● **The exercise**
Output only the count of lines that contain "Hyperplane".

--- Records for this task ---

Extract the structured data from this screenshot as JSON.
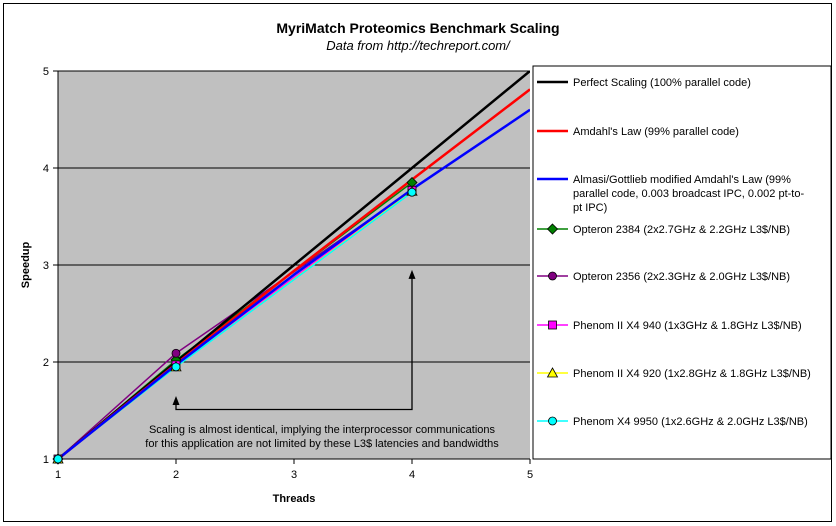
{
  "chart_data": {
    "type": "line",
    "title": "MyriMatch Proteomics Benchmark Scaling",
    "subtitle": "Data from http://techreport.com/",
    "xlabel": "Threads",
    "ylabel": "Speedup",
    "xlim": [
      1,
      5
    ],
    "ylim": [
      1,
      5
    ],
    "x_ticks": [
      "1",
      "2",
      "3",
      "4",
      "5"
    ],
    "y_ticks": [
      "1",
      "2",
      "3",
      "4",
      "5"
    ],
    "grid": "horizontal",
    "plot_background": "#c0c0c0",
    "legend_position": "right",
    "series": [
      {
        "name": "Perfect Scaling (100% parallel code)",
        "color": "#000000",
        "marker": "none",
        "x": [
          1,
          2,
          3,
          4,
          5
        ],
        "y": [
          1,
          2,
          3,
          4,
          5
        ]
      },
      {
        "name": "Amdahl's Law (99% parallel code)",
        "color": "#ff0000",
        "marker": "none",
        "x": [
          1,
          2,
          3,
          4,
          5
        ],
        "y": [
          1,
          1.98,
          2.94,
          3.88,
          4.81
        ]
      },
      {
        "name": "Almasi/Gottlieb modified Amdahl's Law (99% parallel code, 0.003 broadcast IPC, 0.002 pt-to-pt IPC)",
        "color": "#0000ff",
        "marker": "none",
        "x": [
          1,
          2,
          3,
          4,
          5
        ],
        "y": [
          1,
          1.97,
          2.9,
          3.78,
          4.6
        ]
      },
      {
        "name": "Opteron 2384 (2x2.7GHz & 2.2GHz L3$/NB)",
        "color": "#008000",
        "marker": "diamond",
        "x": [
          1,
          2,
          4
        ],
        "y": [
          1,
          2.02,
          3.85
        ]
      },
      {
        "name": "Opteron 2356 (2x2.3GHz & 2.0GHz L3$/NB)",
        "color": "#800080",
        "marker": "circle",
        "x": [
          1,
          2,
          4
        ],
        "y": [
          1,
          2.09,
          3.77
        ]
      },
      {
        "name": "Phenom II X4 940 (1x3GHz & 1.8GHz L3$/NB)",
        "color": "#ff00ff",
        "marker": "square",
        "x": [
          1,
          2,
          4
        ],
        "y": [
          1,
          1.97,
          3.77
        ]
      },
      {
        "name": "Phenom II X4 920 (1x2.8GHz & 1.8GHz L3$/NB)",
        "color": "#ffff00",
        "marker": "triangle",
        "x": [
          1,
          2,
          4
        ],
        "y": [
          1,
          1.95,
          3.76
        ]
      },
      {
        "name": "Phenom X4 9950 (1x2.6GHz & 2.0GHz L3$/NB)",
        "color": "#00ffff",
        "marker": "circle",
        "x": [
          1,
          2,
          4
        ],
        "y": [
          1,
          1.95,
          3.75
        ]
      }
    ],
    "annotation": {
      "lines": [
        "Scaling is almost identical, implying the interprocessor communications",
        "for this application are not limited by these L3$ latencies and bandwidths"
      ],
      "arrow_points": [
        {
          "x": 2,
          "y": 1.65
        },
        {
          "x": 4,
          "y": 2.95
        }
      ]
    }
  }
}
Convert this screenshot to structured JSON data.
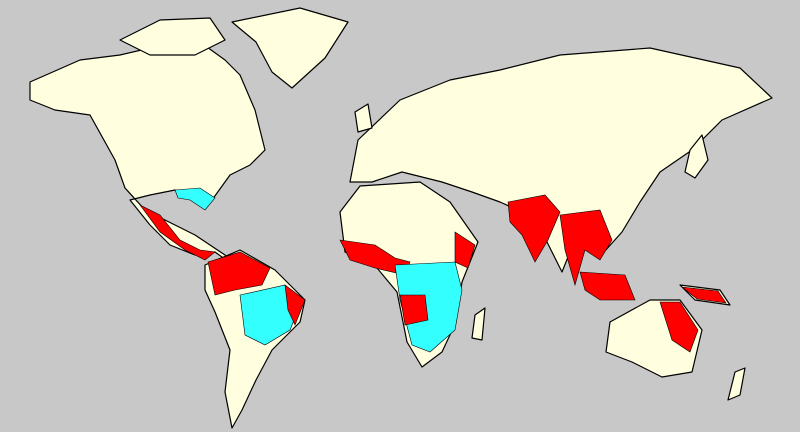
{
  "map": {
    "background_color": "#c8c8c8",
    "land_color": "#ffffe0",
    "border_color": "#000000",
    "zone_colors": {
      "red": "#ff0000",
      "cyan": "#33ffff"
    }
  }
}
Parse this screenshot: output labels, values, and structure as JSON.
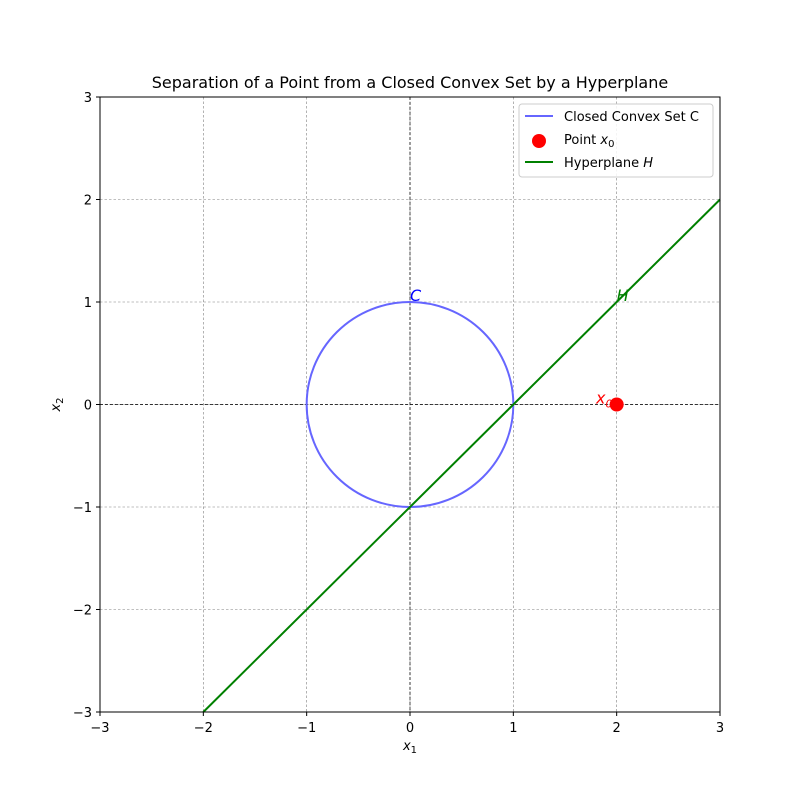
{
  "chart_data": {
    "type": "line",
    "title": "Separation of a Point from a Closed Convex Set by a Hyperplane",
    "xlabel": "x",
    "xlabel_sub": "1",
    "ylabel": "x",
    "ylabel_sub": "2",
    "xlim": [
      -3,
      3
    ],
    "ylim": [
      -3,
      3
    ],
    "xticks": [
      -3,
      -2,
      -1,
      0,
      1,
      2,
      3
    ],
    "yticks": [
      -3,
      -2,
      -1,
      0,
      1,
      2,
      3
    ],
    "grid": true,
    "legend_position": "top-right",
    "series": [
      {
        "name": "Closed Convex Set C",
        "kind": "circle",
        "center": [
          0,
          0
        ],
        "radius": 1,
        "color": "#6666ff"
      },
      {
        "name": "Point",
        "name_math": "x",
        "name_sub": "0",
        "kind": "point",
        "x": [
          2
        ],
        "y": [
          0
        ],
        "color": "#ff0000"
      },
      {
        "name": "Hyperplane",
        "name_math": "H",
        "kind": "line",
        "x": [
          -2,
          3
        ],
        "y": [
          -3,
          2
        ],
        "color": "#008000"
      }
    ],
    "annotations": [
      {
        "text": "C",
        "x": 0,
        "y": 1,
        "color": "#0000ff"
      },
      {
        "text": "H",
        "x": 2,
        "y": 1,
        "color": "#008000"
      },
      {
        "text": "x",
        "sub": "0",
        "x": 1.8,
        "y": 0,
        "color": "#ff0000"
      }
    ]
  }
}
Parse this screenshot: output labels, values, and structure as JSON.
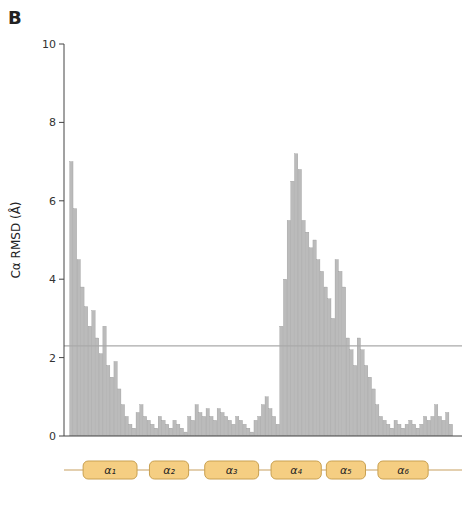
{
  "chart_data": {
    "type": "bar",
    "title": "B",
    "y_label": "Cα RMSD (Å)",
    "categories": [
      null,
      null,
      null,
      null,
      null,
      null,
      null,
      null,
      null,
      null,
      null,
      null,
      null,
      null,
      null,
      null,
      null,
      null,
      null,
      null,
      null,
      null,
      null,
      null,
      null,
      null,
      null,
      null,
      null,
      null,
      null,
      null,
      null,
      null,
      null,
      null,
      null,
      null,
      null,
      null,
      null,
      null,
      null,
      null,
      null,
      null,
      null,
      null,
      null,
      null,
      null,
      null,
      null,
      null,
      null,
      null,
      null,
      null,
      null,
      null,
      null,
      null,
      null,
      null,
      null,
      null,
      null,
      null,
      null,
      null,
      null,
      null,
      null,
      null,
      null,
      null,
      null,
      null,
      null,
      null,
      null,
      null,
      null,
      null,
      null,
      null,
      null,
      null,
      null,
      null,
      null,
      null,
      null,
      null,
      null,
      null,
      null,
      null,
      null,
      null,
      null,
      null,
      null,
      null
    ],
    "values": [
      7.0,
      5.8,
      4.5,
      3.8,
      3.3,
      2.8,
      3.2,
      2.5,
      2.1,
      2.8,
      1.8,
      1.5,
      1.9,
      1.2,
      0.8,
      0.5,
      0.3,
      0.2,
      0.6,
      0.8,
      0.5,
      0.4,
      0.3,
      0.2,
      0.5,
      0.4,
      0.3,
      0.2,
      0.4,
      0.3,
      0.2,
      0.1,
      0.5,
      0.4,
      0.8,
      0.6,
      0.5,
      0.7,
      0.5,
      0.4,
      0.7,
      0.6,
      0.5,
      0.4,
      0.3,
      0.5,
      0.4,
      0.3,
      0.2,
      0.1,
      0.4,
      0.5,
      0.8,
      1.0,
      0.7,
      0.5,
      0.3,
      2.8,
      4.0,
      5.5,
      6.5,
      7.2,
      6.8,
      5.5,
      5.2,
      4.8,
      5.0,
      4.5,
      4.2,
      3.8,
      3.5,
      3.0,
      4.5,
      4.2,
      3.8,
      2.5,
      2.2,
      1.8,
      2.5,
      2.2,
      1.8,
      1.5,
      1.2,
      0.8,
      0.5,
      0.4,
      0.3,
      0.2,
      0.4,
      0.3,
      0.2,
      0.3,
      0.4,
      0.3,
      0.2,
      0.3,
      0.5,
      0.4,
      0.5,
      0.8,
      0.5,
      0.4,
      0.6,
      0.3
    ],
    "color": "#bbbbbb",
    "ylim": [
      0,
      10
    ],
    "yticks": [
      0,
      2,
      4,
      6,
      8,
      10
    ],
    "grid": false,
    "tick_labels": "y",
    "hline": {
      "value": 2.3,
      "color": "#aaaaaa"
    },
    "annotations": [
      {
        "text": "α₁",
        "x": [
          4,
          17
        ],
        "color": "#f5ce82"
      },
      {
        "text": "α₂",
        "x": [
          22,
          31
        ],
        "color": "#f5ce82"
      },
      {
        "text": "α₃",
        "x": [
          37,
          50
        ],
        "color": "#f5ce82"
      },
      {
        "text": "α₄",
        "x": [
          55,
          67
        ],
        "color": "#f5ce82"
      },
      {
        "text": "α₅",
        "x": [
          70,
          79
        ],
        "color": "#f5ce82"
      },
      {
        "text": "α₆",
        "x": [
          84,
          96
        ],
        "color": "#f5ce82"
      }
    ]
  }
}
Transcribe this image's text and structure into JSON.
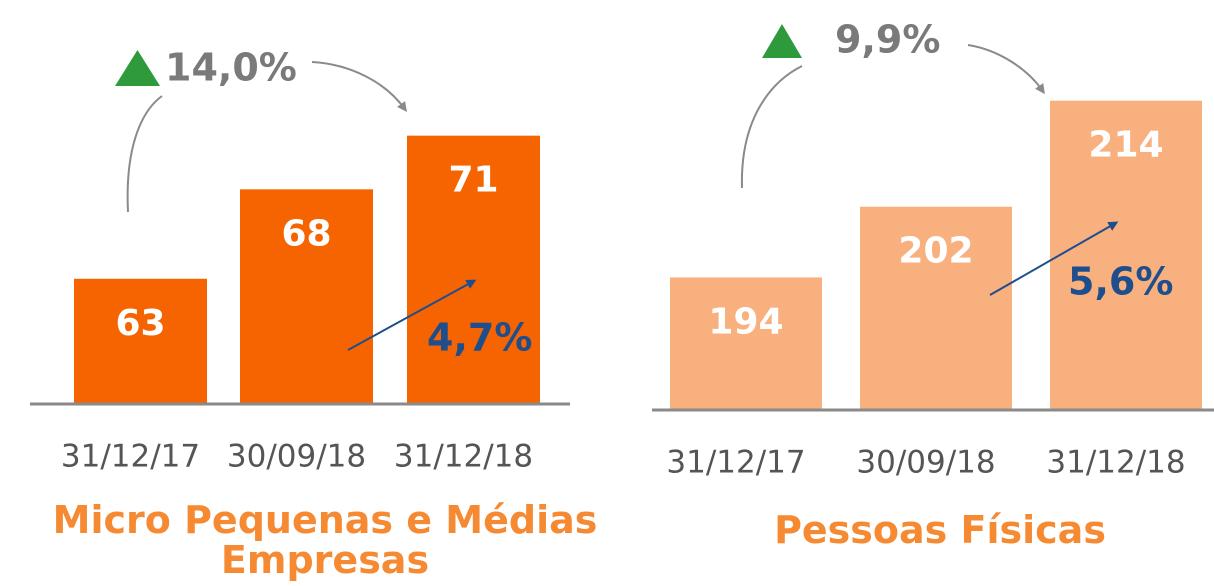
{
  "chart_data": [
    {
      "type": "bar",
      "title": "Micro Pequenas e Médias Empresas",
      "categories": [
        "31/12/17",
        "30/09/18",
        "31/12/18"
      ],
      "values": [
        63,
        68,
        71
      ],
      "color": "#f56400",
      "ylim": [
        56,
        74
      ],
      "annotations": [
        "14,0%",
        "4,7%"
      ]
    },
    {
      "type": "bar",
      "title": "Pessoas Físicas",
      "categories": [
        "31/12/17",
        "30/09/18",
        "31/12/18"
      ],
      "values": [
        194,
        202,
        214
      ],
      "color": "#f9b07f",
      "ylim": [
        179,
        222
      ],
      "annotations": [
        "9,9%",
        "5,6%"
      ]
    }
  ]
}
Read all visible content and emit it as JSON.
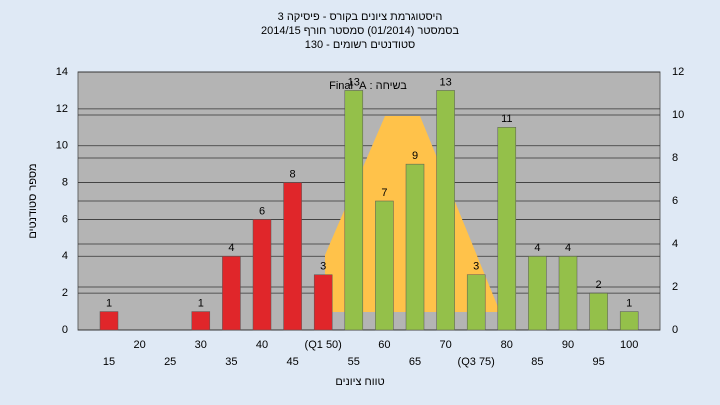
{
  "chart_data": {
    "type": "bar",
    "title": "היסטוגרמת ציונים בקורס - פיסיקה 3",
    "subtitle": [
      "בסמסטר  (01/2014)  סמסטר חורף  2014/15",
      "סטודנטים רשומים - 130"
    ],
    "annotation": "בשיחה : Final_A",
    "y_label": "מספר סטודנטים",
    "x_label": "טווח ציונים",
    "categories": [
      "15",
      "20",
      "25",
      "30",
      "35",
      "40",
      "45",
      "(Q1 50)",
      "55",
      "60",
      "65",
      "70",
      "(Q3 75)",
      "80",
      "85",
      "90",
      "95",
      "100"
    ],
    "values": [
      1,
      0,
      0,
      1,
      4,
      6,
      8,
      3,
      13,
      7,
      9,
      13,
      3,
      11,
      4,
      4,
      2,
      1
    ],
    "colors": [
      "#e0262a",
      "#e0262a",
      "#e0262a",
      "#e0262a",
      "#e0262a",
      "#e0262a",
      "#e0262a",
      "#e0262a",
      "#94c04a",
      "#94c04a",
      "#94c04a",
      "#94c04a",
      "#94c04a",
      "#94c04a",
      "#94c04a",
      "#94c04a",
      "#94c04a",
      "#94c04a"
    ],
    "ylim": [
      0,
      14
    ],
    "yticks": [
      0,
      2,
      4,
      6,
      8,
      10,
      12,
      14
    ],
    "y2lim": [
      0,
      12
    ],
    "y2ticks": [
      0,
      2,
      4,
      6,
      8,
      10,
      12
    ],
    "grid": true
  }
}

---

● **Output below**
2